What this task involves
Copy every one of the rows below word for word.

** Begin Data to process **

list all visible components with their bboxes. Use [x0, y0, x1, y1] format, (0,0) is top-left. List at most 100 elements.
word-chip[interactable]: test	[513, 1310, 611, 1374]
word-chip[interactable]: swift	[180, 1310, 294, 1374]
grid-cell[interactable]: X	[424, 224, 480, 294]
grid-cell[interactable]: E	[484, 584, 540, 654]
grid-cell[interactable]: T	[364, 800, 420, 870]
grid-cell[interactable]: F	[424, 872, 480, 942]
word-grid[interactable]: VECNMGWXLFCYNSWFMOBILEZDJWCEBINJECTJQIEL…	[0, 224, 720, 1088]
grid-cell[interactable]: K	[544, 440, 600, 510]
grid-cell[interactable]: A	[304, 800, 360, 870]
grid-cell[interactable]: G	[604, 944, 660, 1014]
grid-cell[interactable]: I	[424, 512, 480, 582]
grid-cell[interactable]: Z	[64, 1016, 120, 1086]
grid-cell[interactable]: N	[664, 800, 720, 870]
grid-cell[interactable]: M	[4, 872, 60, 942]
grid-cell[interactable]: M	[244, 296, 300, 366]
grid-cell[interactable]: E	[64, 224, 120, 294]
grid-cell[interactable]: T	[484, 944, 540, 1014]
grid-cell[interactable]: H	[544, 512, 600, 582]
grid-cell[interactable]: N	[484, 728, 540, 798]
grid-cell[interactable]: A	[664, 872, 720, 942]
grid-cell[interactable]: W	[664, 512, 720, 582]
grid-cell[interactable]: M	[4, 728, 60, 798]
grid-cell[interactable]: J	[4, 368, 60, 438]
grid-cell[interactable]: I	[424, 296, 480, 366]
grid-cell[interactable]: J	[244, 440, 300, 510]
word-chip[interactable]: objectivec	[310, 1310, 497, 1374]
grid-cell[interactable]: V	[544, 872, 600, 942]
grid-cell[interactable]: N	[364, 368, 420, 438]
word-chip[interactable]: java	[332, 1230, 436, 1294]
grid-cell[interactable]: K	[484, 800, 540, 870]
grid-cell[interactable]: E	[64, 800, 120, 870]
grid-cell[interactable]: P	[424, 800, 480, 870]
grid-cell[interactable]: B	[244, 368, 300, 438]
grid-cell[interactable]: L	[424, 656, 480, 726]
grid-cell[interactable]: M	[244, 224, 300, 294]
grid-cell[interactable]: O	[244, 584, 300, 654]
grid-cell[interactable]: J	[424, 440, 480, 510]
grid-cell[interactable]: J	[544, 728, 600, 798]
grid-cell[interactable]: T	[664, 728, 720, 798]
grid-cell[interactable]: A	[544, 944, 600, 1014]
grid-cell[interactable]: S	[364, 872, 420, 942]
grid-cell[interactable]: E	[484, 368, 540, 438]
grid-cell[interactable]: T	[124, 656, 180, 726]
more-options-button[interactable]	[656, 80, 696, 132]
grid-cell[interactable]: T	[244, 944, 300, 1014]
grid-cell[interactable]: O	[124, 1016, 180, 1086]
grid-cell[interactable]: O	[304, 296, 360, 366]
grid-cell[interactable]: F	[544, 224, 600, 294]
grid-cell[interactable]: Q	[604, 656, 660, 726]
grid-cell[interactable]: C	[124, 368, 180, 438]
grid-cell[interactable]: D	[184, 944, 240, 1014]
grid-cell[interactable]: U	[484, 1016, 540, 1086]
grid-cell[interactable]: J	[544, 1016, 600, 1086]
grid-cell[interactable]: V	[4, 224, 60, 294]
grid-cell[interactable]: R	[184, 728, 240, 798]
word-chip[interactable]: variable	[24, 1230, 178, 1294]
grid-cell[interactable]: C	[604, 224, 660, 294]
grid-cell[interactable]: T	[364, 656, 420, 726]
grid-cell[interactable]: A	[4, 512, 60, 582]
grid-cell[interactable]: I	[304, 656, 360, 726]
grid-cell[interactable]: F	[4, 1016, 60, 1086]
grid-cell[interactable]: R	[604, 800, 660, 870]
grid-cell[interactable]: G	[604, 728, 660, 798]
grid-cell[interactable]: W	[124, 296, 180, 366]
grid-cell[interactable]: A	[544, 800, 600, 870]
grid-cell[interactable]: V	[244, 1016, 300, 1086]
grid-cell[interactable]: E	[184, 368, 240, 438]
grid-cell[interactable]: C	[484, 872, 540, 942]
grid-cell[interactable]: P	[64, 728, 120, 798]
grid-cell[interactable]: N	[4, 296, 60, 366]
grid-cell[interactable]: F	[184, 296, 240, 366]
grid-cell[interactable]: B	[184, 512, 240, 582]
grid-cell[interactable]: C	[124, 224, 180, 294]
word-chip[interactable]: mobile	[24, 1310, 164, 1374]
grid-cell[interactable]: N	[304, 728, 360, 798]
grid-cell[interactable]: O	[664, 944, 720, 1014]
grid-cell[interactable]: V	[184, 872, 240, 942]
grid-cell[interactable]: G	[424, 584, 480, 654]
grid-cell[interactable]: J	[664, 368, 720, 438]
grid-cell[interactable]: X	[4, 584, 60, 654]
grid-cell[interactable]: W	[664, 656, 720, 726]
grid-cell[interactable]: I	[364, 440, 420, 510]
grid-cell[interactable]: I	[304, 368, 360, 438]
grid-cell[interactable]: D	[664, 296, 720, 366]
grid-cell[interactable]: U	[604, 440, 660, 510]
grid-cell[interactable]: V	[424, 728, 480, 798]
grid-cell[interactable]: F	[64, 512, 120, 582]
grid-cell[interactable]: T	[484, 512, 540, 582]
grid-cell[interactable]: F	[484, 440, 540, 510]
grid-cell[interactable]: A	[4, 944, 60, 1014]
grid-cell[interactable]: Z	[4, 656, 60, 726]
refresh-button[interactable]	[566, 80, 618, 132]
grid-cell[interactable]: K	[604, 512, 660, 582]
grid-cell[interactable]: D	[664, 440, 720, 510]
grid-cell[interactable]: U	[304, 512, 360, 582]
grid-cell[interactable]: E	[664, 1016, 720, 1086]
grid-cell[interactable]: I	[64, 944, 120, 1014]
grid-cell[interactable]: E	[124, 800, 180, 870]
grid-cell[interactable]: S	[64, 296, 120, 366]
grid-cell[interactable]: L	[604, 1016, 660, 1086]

** End Data to process **

Response to this exercise
list all visible components with their bboxes. Use [x0, y0, x1, y1] format, (0,0) is top-left. List at most 100 elements.
word-chip[interactable]: test	[513, 1310, 611, 1374]
word-chip[interactable]: swift	[180, 1310, 294, 1374]
grid-cell[interactable]: X	[424, 224, 480, 294]
grid-cell[interactable]: E	[484, 584, 540, 654]
grid-cell[interactable]: T	[364, 800, 420, 870]
grid-cell[interactable]: F	[424, 872, 480, 942]
word-grid[interactable]: VECNMGWXLFCYNSWFMOBILEZDJWCEBINJECTJQIEL…	[0, 224, 720, 1088]
grid-cell[interactable]: K	[544, 440, 600, 510]
grid-cell[interactable]: A	[304, 800, 360, 870]
grid-cell[interactable]: G	[604, 944, 660, 1014]
grid-cell[interactable]: I	[424, 512, 480, 582]
grid-cell[interactable]: Z	[64, 1016, 120, 1086]
grid-cell[interactable]: N	[664, 800, 720, 870]
grid-cell[interactable]: M	[4, 872, 60, 942]
grid-cell[interactable]: M	[244, 296, 300, 366]
grid-cell[interactable]: E	[64, 224, 120, 294]
grid-cell[interactable]: T	[484, 944, 540, 1014]
grid-cell[interactable]: H	[544, 512, 600, 582]
grid-cell[interactable]: N	[484, 728, 540, 798]
grid-cell[interactable]: A	[664, 872, 720, 942]
grid-cell[interactable]: W	[664, 512, 720, 582]
grid-cell[interactable]: M	[4, 728, 60, 798]
grid-cell[interactable]: J	[4, 368, 60, 438]
grid-cell[interactable]: I	[424, 296, 480, 366]
grid-cell[interactable]: J	[244, 440, 300, 510]
word-chip[interactable]: objectivec	[310, 1310, 497, 1374]
grid-cell[interactable]: V	[544, 872, 600, 942]
grid-cell[interactable]: N	[364, 368, 420, 438]
word-chip[interactable]: java	[332, 1230, 436, 1294]
grid-cell[interactable]: K	[484, 800, 540, 870]
grid-cell[interactable]: E	[64, 800, 120, 870]
grid-cell[interactable]: P	[424, 800, 480, 870]
grid-cell[interactable]: B	[244, 368, 300, 438]
grid-cell[interactable]: L	[424, 656, 480, 726]
grid-cell[interactable]: M	[244, 224, 300, 294]
grid-cell[interactable]: O	[244, 584, 300, 654]
grid-cell[interactable]: J	[424, 440, 480, 510]
grid-cell[interactable]: J	[544, 728, 600, 798]
grid-cell[interactable]: T	[664, 728, 720, 798]
grid-cell[interactable]: A	[544, 944, 600, 1014]
grid-cell[interactable]: S	[364, 872, 420, 942]
grid-cell[interactable]: E	[484, 368, 540, 438]
grid-cell[interactable]: T	[124, 656, 180, 726]
more-options-button[interactable]	[656, 80, 696, 132]
grid-cell[interactable]: T	[244, 944, 300, 1014]
grid-cell[interactable]: O	[124, 1016, 180, 1086]
grid-cell[interactable]: O	[304, 296, 360, 366]
grid-cell[interactable]: F	[544, 224, 600, 294]
grid-cell[interactable]: Q	[604, 656, 660, 726]
grid-cell[interactable]: C	[124, 368, 180, 438]
grid-cell[interactable]: D	[184, 944, 240, 1014]
grid-cell[interactable]: U	[484, 1016, 540, 1086]
grid-cell[interactable]: J	[544, 1016, 600, 1086]
grid-cell[interactable]: V	[4, 224, 60, 294]
grid-cell[interactable]: R	[184, 728, 240, 798]
word-chip[interactable]: variable	[24, 1230, 178, 1294]
grid-cell[interactable]: C	[604, 224, 660, 294]
grid-cell[interactable]: T	[364, 656, 420, 726]
grid-cell[interactable]: A	[4, 512, 60, 582]
grid-cell[interactable]: I	[304, 656, 360, 726]
grid-cell[interactable]: F	[4, 1016, 60, 1086]
grid-cell[interactable]: R	[604, 800, 660, 870]
grid-cell[interactable]: G	[604, 728, 660, 798]
grid-cell[interactable]: W	[124, 296, 180, 366]
grid-cell[interactable]: A	[544, 800, 600, 870]
grid-cell[interactable]: V	[244, 1016, 300, 1086]
grid-cell[interactable]: E	[184, 368, 240, 438]
grid-cell[interactable]: C	[484, 872, 540, 942]
grid-cell[interactable]: P	[64, 728, 120, 798]
grid-cell[interactable]: N	[4, 296, 60, 366]
grid-cell[interactable]: F	[184, 296, 240, 366]
grid-cell[interactable]: B	[184, 512, 240, 582]
grid-cell[interactable]: C	[124, 224, 180, 294]
word-chip[interactable]: mobile	[24, 1310, 164, 1374]
grid-cell[interactable]: N	[304, 728, 360, 798]
grid-cell[interactable]: O	[664, 944, 720, 1014]
grid-cell[interactable]: V	[184, 872, 240, 942]
grid-cell[interactable]: G	[424, 584, 480, 654]
grid-cell[interactable]: J	[664, 368, 720, 438]
grid-cell[interactable]: X	[4, 584, 60, 654]
grid-cell[interactable]: W	[664, 656, 720, 726]
grid-cell[interactable]: I	[364, 440, 420, 510]
grid-cell[interactable]: I	[304, 368, 360, 438]
grid-cell[interactable]: D	[664, 296, 720, 366]
grid-cell[interactable]: U	[604, 440, 660, 510]
grid-cell[interactable]: V	[424, 728, 480, 798]
grid-cell[interactable]: F	[64, 512, 120, 582]
grid-cell[interactable]: T	[484, 512, 540, 582]
grid-cell[interactable]: F	[484, 440, 540, 510]
grid-cell[interactable]: A	[4, 944, 60, 1014]
grid-cell[interactable]: Z	[4, 656, 60, 726]
refresh-button[interactable]	[566, 80, 618, 132]
grid-cell[interactable]: K	[604, 512, 660, 582]
grid-cell[interactable]: D	[664, 440, 720, 510]
grid-cell[interactable]: U	[304, 512, 360, 582]
grid-cell[interactable]: E	[664, 1016, 720, 1086]
grid-cell[interactable]: I	[64, 944, 120, 1014]
grid-cell[interactable]: E	[124, 800, 180, 870]
grid-cell[interactable]: S	[64, 296, 120, 366]
grid-cell[interactable]: L	[604, 1016, 660, 1086]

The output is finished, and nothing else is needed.